▶ **ESERCIZIO PROPOSTO 1**
Riporti tali e quali le righe delle voci che iniziano con quella contenente "y-tick-label: 100 <box>8 28 34 47</box>" e terminano con quella contenente "text: 218 (85.8%) <box>644 440 687 468</box>", entrambe comprese.

#### TESTO MOSTRATO

Eppure non ci si pensa, in quegli istanti. Prevale – fino ad un certo punto – l’istinto … come la chiamano, di conservazione. Ha buon gioco l’ultimo pensiero razionale. Poi però ci si lascia andare, nel vuoto, nel buio che diventa sempre più buio.

Non avrei mai pensato – nonostante il conforto, le coccole, le carezze e anche le botte contro gli spigoli di tante letture – di arrivare al punto di non sapere perché sto decidendo di amare la morte. Eppure ho scelto il modo, il tempo, la base del cappio. Eppure ho visto la luce diafana sopra di me. Sempre più tenue, lontana, tra riverberi grigi tendenti al nero. Eppure ricordo quel momento … tra lo stare qui e l’andare dove non si sa.

Lo vivo, adesso, quell’attimo, come una morte apparente, fors’anche provocatoria. Una vita, un respiro che va avanti nonostante quello. Tra bugie dozzinali su cos’è successo. E verità false nel di dentro. Un approccio dilettantistico all’età che potrei non avere più. A lacrime amare, poco salate, di chi butta sulla bara un fiore.

########
#### DATI MOSTRATI

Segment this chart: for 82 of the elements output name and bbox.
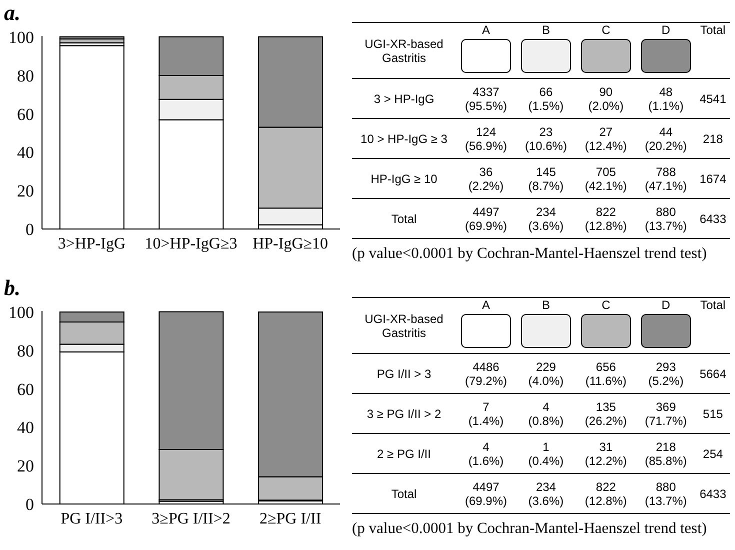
y-tick-label: 100 <box>8 28 34 47</box>
text: 1 (0.4%) <box>528 440 564 468</box>
text: 218 <box>702 132 723 146</box>
x-tick-label: HP-IgG≥10 <box>252 235 328 252</box>
category-label: 3 ≥ PG I/II > 2 <box>366 406 442 420</box>
text: 218 (85.8%) <box>644 440 687 468</box>
text: 880 (13.7%) <box>644 204 687 232</box>
text: 234 (3.6%) <box>528 480 564 508</box>
x-tick-label: 3>HP-IgG <box>58 235 126 252</box>
y-tick-label: 20 <box>17 456 34 476</box>
text: 1674 <box>700 172 726 186</box>
category-label: D <box>660 23 672 37</box>
chart-title: a. <box>4 0 20 26</box>
y-tick-label: 40 <box>17 418 34 438</box>
text: 788 (47.1%) <box>644 164 687 192</box>
text: (p value<0.0001 by Cochran-Mantel-Haenszel trend test) <box>352 520 708 538</box>
category-label: D <box>660 298 672 312</box>
text: 822 (12.8%) <box>584 480 627 508</box>
text: 27 (12.4%) <box>584 124 627 152</box>
text: 822 (12.8%) <box>584 204 627 232</box>
y-tick-label: 60 <box>17 104 34 124</box>
category-label: A <box>480 23 491 37</box>
text: 4 (0.8%) <box>528 400 564 428</box>
text: 44 (20.2%) <box>644 124 687 152</box>
text: 7 (1.4%) <box>468 400 504 428</box>
y-tick-label: 0 <box>26 495 34 514</box>
text: 135 (26.2%) <box>584 400 627 428</box>
text: 880 (13.7%) <box>644 480 687 508</box>
y-tick-label: 40 <box>17 143 34 162</box>
text: 656 (11.6%) <box>585 360 626 388</box>
category-label: Total <box>391 486 417 500</box>
text: 254 <box>702 446 723 460</box>
text: 23 (10.6%) <box>524 124 567 152</box>
text: 4486 (79.2%) <box>464 360 507 388</box>
text: 234 (3.6%) <box>528 204 564 232</box>
text: 4541 <box>700 92 726 106</box>
text: (p value<0.0001 by Cochran-Mantel-Haenszel trend test) <box>352 245 708 263</box>
category-label: 3 > HP-IgG <box>374 92 434 106</box>
text: UGI-XR-based Gastritis <box>352 22 456 78</box>
category-label: C <box>600 298 612 312</box>
text: 31 (12.2%) <box>584 440 627 468</box>
category-label: PG I/II > 3 <box>376 366 432 380</box>
text: 369 (71.7%) <box>644 400 687 428</box>
category-label: Total <box>699 23 727 37</box>
category-label: B <box>540 298 551 312</box>
category-label: 2 ≥ PG I/II <box>377 446 431 460</box>
text: 4497 (69.9%) <box>464 204 507 232</box>
y-tick-label: 60 <box>17 380 34 399</box>
category-label: A <box>480 298 491 312</box>
text: 48 (1.1%) <box>648 84 684 112</box>
y-tick-label: 20 <box>17 182 34 201</box>
chart-title: b. <box>4 275 20 301</box>
text: 5664 <box>700 366 726 380</box>
x-tick-label: 3≥PG I/II>2 <box>152 510 230 528</box>
text: 90 (2.0%) <box>588 84 624 112</box>
category-label: B <box>540 23 551 37</box>
text: 229 (4.0%) <box>528 360 564 388</box>
text: 6433 <box>700 486 726 500</box>
text: 293 (5.2%) <box>648 360 684 388</box>
text: 515 <box>702 406 723 420</box>
text: UGI-XR-based Gastritis <box>352 298 456 354</box>
x-tick-label: PG I/II>3 <box>60 510 123 528</box>
category-label: Total <box>699 298 727 312</box>
text: 4497 (69.9%) <box>464 480 507 508</box>
category-label: Total <box>391 212 417 226</box>
text: 36 (2.2%) <box>468 164 504 192</box>
text: 66 (1.5%) <box>528 84 564 112</box>
y-tick-label: 0 <box>26 220 34 240</box>
text: 145 (8.7%) <box>528 164 564 192</box>
text: 124 (56.9%) <box>464 124 507 152</box>
text: 4 (1.6%) <box>468 440 504 468</box>
text: 705 (42.1%) <box>584 164 627 192</box>
category-label: C <box>600 23 612 37</box>
category-label: HP-IgG ≥ 10 <box>370 172 438 186</box>
text: 4337 (95.5%) <box>464 84 507 112</box>
text: 6433 <box>700 212 726 226</box>
category-label: 10 > HP-IgG ≥ 3 <box>360 132 448 146</box>
x-tick-label: 10>HP-IgG≥3 <box>144 235 238 252</box>
y-tick-label: 80 <box>17 341 34 360</box>
y-tick-label: 80 <box>17 66 34 86</box>
y-tick-label: 100 <box>8 302 34 322</box>
x-tick-label: 2≥PG I/II <box>259 510 322 528</box>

########

▶ **ESERCIZIO PROPOSTO 2**
Trascriva integralmente il testo mostrato, senza alcuna modifica.

▶ **RISULTATO DEL COMPITO 1**
y-tick-label: 100 <box>8 28 34 47</box>
text: 1 (0.4%) <box>528 440 564 468</box>
text: 218 <box>702 132 723 146</box>
x-tick-label: HP-IgG≥10 <box>252 235 328 252</box>
category-label: 3 ≥ PG I/II > 2 <box>366 406 442 420</box>
text: 218 (85.8%) <box>644 440 687 468</box>

▶ **RISULTATO DEL COMPITO 2**
Eppure non ci si pensa, in quegli istanti. Prevale – fino ad un certo punto – l’istinto … come la chiamano, di conservazione. Ha buon gioco l’ultimo pensiero razionale. Poi però ci si lascia andare, nel vuoto, nel buio che diventa sempre più buio.

Non avrei mai pensato – nonostante il conforto, le coccole, le carezze e anche le botte contro gli spigoli di tante letture – di arrivare al punto di non sapere perché sto decidendo di amare la morte. Eppure ho scelto il modo, il tempo, la base del cappio. Eppure ho visto la luce diafana sopra di me. Sempre più tenue, lontana, tra riverberi grigi tendenti al nero. Eppure ricordo quel momento … tra lo stare qui e l’andare dove non si sa.

Lo vivo, adesso, quell’attimo, come una morte apparente, fors’anche provocatoria. Una vita, un respiro che va avanti nonostante quello. Tra bugie dozzinali su cos’è successo. E verità false nel di dentro. Un approccio dilettantistico all’età che potrei non avere più. A lacrime amare, poco salate, di chi butta sulla bara un fiore.